# Exercise requirements:
Identify each line below containing the string "Measured" and copy it.

# Materials provided:
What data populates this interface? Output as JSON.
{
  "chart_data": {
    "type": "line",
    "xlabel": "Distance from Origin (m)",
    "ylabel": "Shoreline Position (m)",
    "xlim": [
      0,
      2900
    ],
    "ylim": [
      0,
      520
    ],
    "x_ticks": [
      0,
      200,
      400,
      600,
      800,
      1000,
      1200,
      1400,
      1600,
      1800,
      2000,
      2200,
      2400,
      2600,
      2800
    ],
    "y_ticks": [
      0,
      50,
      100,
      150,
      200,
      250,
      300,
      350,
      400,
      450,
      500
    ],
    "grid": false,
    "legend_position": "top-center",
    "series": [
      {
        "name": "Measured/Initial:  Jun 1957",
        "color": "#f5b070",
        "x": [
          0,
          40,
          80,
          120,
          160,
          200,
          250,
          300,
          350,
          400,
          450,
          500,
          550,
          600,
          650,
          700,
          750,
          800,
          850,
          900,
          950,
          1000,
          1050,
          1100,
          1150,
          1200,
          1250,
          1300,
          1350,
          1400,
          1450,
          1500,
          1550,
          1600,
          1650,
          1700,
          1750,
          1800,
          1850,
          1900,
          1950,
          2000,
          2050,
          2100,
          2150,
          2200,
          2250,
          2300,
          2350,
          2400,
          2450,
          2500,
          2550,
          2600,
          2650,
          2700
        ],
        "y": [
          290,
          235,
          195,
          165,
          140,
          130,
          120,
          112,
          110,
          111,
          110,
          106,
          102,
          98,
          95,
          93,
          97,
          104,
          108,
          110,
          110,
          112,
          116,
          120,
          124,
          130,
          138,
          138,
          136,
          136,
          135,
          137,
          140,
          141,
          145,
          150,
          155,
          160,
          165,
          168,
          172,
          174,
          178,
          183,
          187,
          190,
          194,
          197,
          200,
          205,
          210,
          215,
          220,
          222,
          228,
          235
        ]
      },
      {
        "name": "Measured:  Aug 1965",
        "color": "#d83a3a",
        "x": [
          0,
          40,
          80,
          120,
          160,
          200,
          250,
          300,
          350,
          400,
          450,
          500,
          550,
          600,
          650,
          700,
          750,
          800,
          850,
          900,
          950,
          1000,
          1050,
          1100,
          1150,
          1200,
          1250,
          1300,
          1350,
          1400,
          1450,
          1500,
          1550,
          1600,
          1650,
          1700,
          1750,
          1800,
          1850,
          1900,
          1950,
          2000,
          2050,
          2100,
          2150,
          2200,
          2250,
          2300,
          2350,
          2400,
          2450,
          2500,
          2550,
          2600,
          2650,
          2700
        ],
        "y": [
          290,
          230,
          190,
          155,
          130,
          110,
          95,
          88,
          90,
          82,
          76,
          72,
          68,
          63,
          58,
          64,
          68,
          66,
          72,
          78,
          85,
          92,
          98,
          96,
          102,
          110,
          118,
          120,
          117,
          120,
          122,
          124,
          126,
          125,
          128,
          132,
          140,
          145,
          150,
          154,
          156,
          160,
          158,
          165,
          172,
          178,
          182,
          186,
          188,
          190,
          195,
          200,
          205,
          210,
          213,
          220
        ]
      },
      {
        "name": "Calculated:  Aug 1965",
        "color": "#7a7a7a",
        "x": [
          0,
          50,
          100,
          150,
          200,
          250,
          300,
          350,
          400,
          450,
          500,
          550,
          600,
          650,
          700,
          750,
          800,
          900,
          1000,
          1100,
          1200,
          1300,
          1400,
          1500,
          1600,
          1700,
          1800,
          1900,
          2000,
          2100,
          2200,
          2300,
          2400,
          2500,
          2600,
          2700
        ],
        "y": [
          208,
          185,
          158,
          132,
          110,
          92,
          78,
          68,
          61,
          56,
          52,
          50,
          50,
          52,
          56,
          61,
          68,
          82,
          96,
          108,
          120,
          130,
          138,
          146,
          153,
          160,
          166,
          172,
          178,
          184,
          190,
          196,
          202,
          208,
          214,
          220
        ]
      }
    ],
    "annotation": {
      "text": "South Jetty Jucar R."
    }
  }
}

# Exercise solution:
        "name": "Measured/Initial:  Jun 1957",
        "name": "Measured:  Aug 1965",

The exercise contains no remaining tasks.